# To be done:
Every line with the word "JSON" in it should be extracted from the data that follows.
# START OF Entries provided
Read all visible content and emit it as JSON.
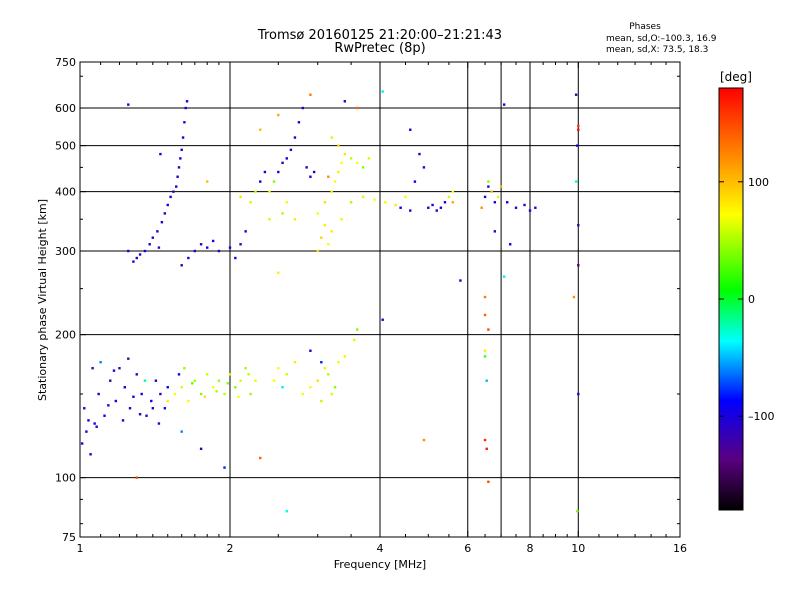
{
  "chart_data": {
    "type": "scatter",
    "title": "Tromsø 20160125 21:20:00–21:21:43",
    "subtitle": "RwPretec (8p)",
    "xlabel": "Frequency [MHz]",
    "ylabel": "Stationary phase Virtual Height [km]",
    "xscale": "log",
    "yscale": "log",
    "xlim": [
      1,
      16
    ],
    "ylim": [
      75,
      750
    ],
    "grid": true,
    "x_ticks": [
      1,
      2,
      4,
      6,
      8,
      10,
      16
    ],
    "x_tick_labels": [
      "1",
      "2",
      "4",
      "6",
      "8",
      "10",
      "16"
    ],
    "x_grid_lines": [
      2,
      4,
      6,
      7,
      8,
      10
    ],
    "y_ticks": [
      75,
      100,
      200,
      300,
      400,
      500,
      600,
      750
    ],
    "y_tick_labels": [
      "75",
      "100",
      "200",
      "300",
      "400",
      "500",
      "600",
      "750"
    ],
    "y_grid_lines": [
      100,
      200,
      300,
      400,
      500,
      600
    ],
    "stats": {
      "header": "Phases",
      "o_line": "mean, sd,O:–100.3, 16.9",
      "x_line": "mean, sd,X:  73.5, 18.3"
    },
    "colorbar": {
      "label": "[deg]",
      "tick_labels": [
        "100",
        "0",
        "–100"
      ],
      "tick_values": [
        100,
        0,
        -100
      ],
      "range": [
        -180,
        180
      ],
      "colormap": "rainbow (black-purple-blue-cyan-green-yellow-orange-red)"
    },
    "series": [
      {
        "points": [
          [
            1.01,
            118,
            -105
          ],
          [
            1.03,
            125,
            -110
          ],
          [
            1.05,
            112,
            -100
          ],
          [
            1.07,
            130,
            -95
          ],
          [
            1.02,
            140,
            -115
          ],
          [
            1.09,
            150,
            -100
          ],
          [
            1.12,
            135,
            -105
          ],
          [
            1.15,
            160,
            -110
          ],
          [
            1.18,
            145,
            -100
          ],
          [
            1.2,
            170,
            -120
          ],
          [
            1.23,
            155,
            -95
          ],
          [
            1.26,
            140,
            -105
          ],
          [
            1.3,
            165,
            -110
          ],
          [
            1.33,
            150,
            -100
          ],
          [
            1.36,
            135,
            -115
          ],
          [
            1.39,
            145,
            -105
          ],
          [
            1.42,
            160,
            -100
          ],
          [
            1.45,
            150,
            -110
          ],
          [
            1.48,
            140,
            -100
          ],
          [
            1.5,
            155,
            -95
          ],
          [
            1.1,
            175,
            -60
          ],
          [
            1.25,
            178,
            -130
          ],
          [
            1.35,
            160,
            -20
          ],
          [
            1.04,
            132,
            -100
          ],
          [
            1.08,
            128,
            -108
          ],
          [
            1.14,
            142,
            -102
          ],
          [
            1.22,
            132,
            -112
          ],
          [
            1.28,
            148,
            -98
          ],
          [
            1.32,
            136,
            -106
          ],
          [
            1.4,
            140,
            -104
          ],
          [
            1.44,
            130,
            -110
          ],
          [
            1.17,
            168,
            -96
          ],
          [
            1.06,
            170,
            -118
          ]
        ]
      },
      {
        "points": [
          [
            1.5,
            145,
            80
          ],
          [
            1.55,
            150,
            70
          ],
          [
            1.6,
            155,
            60
          ],
          [
            1.65,
            145,
            75
          ],
          [
            1.7,
            160,
            50
          ],
          [
            1.75,
            150,
            40
          ],
          [
            1.8,
            165,
            60
          ],
          [
            1.85,
            155,
            70
          ],
          [
            1.9,
            160,
            45
          ],
          [
            1.95,
            150,
            55
          ],
          [
            2.0,
            165,
            65
          ],
          [
            2.05,
            155,
            40
          ],
          [
            2.1,
            160,
            60
          ],
          [
            2.15,
            170,
            50
          ],
          [
            2.2,
            150,
            45
          ],
          [
            2.25,
            160,
            65
          ],
          [
            1.58,
            165,
            -95
          ],
          [
            1.68,
            158,
            30
          ],
          [
            1.78,
            148,
            85
          ],
          [
            1.88,
            152,
            50
          ],
          [
            1.98,
            158,
            40
          ],
          [
            2.08,
            148,
            70
          ],
          [
            2.18,
            165,
            55
          ],
          [
            1.62,
            170,
            45
          ]
        ]
      },
      {
        "points": [
          [
            2.45,
            160,
            75
          ],
          [
            2.5,
            170,
            70
          ],
          [
            2.55,
            155,
            -40
          ],
          [
            2.6,
            165,
            60
          ],
          [
            2.7,
            175,
            80
          ],
          [
            2.8,
            150,
            70
          ],
          [
            2.9,
            155,
            75
          ],
          [
            3.0,
            160,
            85
          ],
          [
            3.1,
            170,
            80
          ],
          [
            3.15,
            165,
            50
          ],
          [
            3.2,
            150,
            60
          ],
          [
            3.3,
            175,
            65
          ],
          [
            3.4,
            180,
            80
          ],
          [
            3.55,
            195,
            60
          ],
          [
            3.6,
            205,
            40
          ],
          [
            3.05,
            145,
            55
          ],
          [
            3.25,
            155,
            40
          ]
        ]
      },
      {
        "points": [
          [
            1.28,
            285,
            -110
          ],
          [
            1.3,
            290,
            -105
          ],
          [
            1.32,
            295,
            -110
          ],
          [
            1.35,
            300,
            -100
          ],
          [
            1.38,
            310,
            -105
          ],
          [
            1.4,
            320,
            -110
          ],
          [
            1.43,
            330,
            -100
          ],
          [
            1.46,
            345,
            -105
          ],
          [
            1.48,
            360,
            -110
          ],
          [
            1.5,
            375,
            -100
          ],
          [
            1.52,
            390,
            -105
          ],
          [
            1.54,
            400,
            -110
          ],
          [
            1.56,
            410,
            -100
          ],
          [
            1.57,
            430,
            -105
          ],
          [
            1.58,
            450,
            -110
          ],
          [
            1.59,
            470,
            -100
          ],
          [
            1.6,
            490,
            -105
          ],
          [
            1.61,
            520,
            -100
          ],
          [
            1.62,
            560,
            -110
          ],
          [
            1.63,
            600,
            -105
          ],
          [
            1.64,
            620,
            -100
          ],
          [
            1.6,
            280,
            -110
          ],
          [
            1.65,
            290,
            -105
          ],
          [
            1.7,
            300,
            -100
          ],
          [
            1.75,
            310,
            -110
          ],
          [
            1.8,
            305,
            -105
          ],
          [
            1.85,
            315,
            -100
          ],
          [
            1.9,
            300,
            -110
          ],
          [
            2.0,
            305,
            -105
          ],
          [
            2.05,
            290,
            -100
          ],
          [
            2.1,
            310,
            -110
          ],
          [
            2.15,
            330,
            -105
          ],
          [
            1.44,
            305,
            -120
          ],
          [
            1.25,
            300,
            -100
          ]
        ]
      },
      {
        "points": [
          [
            2.2,
            380,
            60
          ],
          [
            2.25,
            400,
            55
          ],
          [
            2.3,
            420,
            -90
          ],
          [
            2.35,
            440,
            -100
          ],
          [
            2.4,
            400,
            70
          ],
          [
            2.45,
            420,
            40
          ],
          [
            2.5,
            440,
            -105
          ],
          [
            2.55,
            460,
            -110
          ],
          [
            2.6,
            470,
            -100
          ],
          [
            2.65,
            490,
            -105
          ],
          [
            2.7,
            520,
            -110
          ],
          [
            2.75,
            560,
            -100
          ],
          [
            2.8,
            600,
            -105
          ],
          [
            2.85,
            450,
            -110
          ],
          [
            2.9,
            430,
            -100
          ],
          [
            2.95,
            440,
            -105
          ],
          [
            2.6,
            380,
            75
          ],
          [
            2.7,
            350,
            80
          ],
          [
            2.55,
            360,
            50
          ],
          [
            2.4,
            350,
            60
          ]
        ]
      },
      {
        "points": [
          [
            3.0,
            300,
            85
          ],
          [
            3.05,
            320,
            90
          ],
          [
            3.1,
            340,
            80
          ],
          [
            3.15,
            310,
            75
          ],
          [
            3.0,
            360,
            70
          ],
          [
            3.1,
            380,
            85
          ],
          [
            3.2,
            400,
            60
          ],
          [
            3.25,
            420,
            75
          ],
          [
            3.3,
            440,
            80
          ],
          [
            3.35,
            460,
            70
          ],
          [
            3.4,
            480,
            85
          ],
          [
            3.3,
            500,
            90
          ],
          [
            3.2,
            520,
            60
          ],
          [
            3.5,
            470,
            55
          ],
          [
            3.6,
            460,
            70
          ],
          [
            3.7,
            450,
            40
          ],
          [
            3.8,
            470,
            60
          ],
          [
            3.2,
            330,
            80
          ],
          [
            3.35,
            350,
            65
          ],
          [
            3.15,
            430,
            120
          ]
        ]
      },
      {
        "points": [
          [
            3.5,
            380,
            50
          ],
          [
            3.7,
            390,
            60
          ],
          [
            3.9,
            385,
            70
          ],
          [
            4.1,
            380,
            75
          ],
          [
            4.3,
            375,
            80
          ],
          [
            4.5,
            390,
            70
          ],
          [
            4.7,
            420,
            -100
          ],
          [
            4.8,
            480,
            -105
          ],
          [
            4.9,
            450,
            -110
          ],
          [
            5.0,
            370,
            -100
          ],
          [
            5.1,
            375,
            -105
          ],
          [
            5.2,
            365,
            -110
          ],
          [
            5.3,
            370,
            -100
          ],
          [
            5.4,
            380,
            -105
          ],
          [
            5.5,
            390,
            60
          ],
          [
            5.6,
            400,
            70
          ],
          [
            4.4,
            370,
            -90
          ],
          [
            4.6,
            365,
            -100
          ]
        ]
      },
      {
        "points": [
          [
            6.5,
            390,
            -100
          ],
          [
            6.6,
            410,
            -105
          ],
          [
            6.7,
            400,
            100
          ],
          [
            6.8,
            380,
            -110
          ],
          [
            6.9,
            390,
            60
          ],
          [
            7.0,
            410,
            100
          ],
          [
            7.2,
            380,
            -100
          ],
          [
            7.5,
            370,
            -105
          ],
          [
            7.8,
            375,
            -110
          ],
          [
            8.0,
            365,
            -100
          ],
          [
            8.2,
            370,
            -105
          ],
          [
            6.4,
            370,
            120
          ],
          [
            6.6,
            420,
            40
          ]
        ]
      },
      {
        "points": [
          [
            1.25,
            610,
            -110
          ],
          [
            1.45,
            480,
            -100
          ],
          [
            2.1,
            390,
            85
          ],
          [
            2.3,
            540,
            100
          ],
          [
            2.5,
            580,
            110
          ],
          [
            2.9,
            640,
            130
          ],
          [
            3.4,
            620,
            -100
          ],
          [
            3.6,
            600,
            140
          ],
          [
            4.05,
            650,
            -40
          ],
          [
            4.6,
            540,
            -100
          ],
          [
            4.05,
            215,
            -110
          ],
          [
            5.8,
            260,
            -105
          ],
          [
            6.5,
            240,
            130
          ],
          [
            6.5,
            220,
            140
          ],
          [
            6.6,
            205,
            150
          ],
          [
            6.5,
            180,
            20
          ],
          [
            6.55,
            160,
            -50
          ],
          [
            6.5,
            120,
            165
          ],
          [
            6.55,
            115,
            170
          ],
          [
            6.6,
            98,
            150
          ],
          [
            6.5,
            185,
            80
          ],
          [
            7.1,
            610,
            -100
          ],
          [
            7.1,
            265,
            -40
          ],
          [
            9.9,
            640,
            -110
          ],
          [
            10.0,
            550,
            160
          ],
          [
            10.0,
            540,
            180
          ],
          [
            9.95,
            500,
            -100
          ],
          [
            10.0,
            340,
            -120
          ],
          [
            9.9,
            420,
            -30
          ],
          [
            10.0,
            280,
            -140
          ],
          [
            10.0,
            150,
            -100
          ],
          [
            9.95,
            85,
            40
          ],
          [
            2.6,
            85,
            -30
          ],
          [
            1.8,
            420,
            100
          ],
          [
            4.9,
            120,
            120
          ],
          [
            1.3,
            100,
            150
          ],
          [
            1.6,
            125,
            -60
          ],
          [
            1.95,
            105,
            -80
          ],
          [
            1.75,
            115,
            -110
          ],
          [
            2.5,
            270,
            80
          ],
          [
            2.3,
            110,
            140
          ],
          [
            2.9,
            185,
            -100
          ],
          [
            3.05,
            175,
            -80
          ],
          [
            9.8,
            240,
            120
          ],
          [
            6.8,
            330,
            -110
          ],
          [
            7.3,
            310,
            -100
          ],
          [
            5.6,
            380,
            110
          ]
        ]
      }
    ]
  }
}
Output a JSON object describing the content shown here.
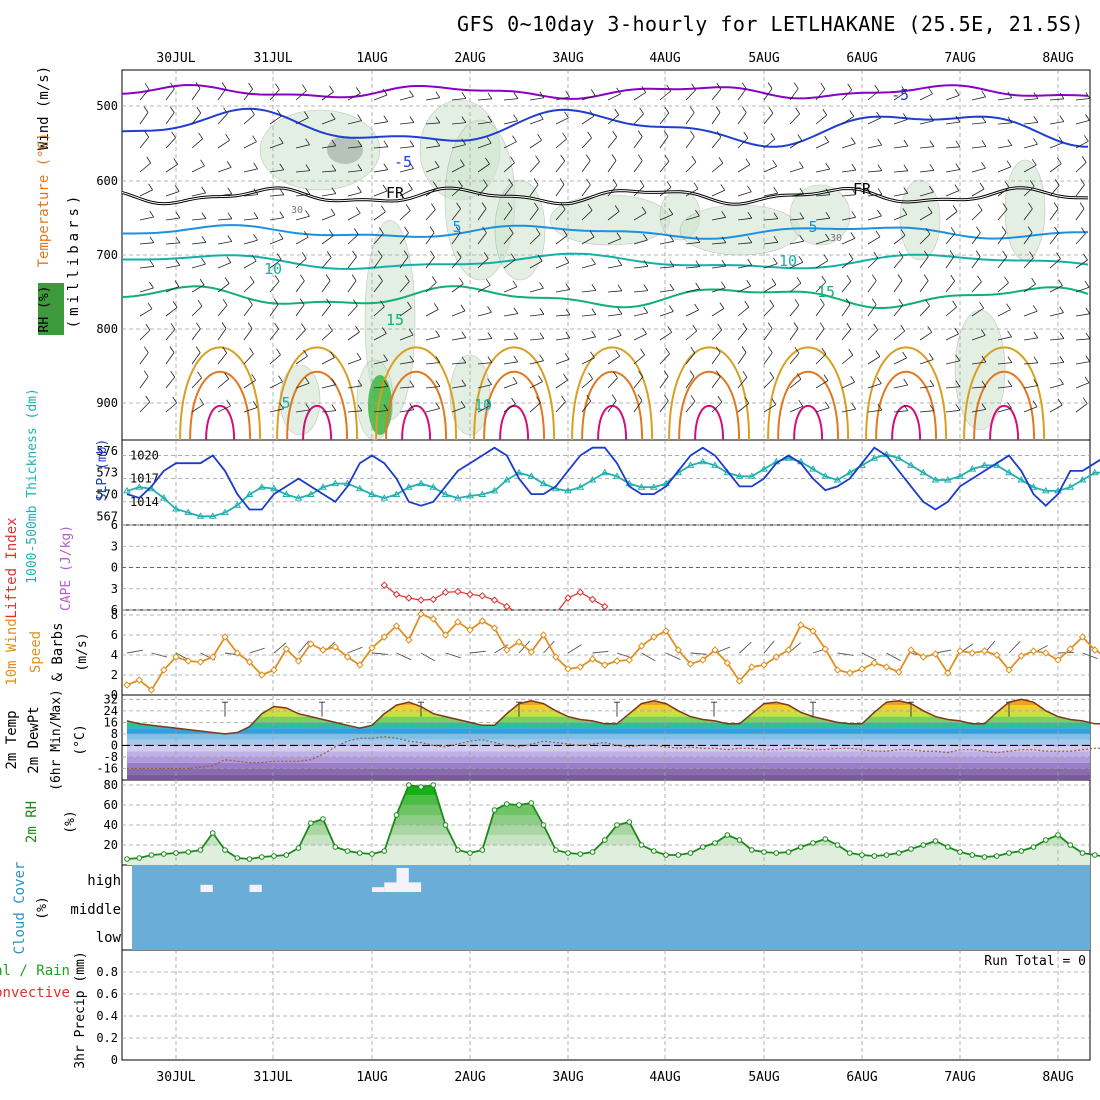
# END OF Entries provided
# Solution to this exercise:
Read all visible content and emit it as JSON.
Output a JSON object describing the content shown here.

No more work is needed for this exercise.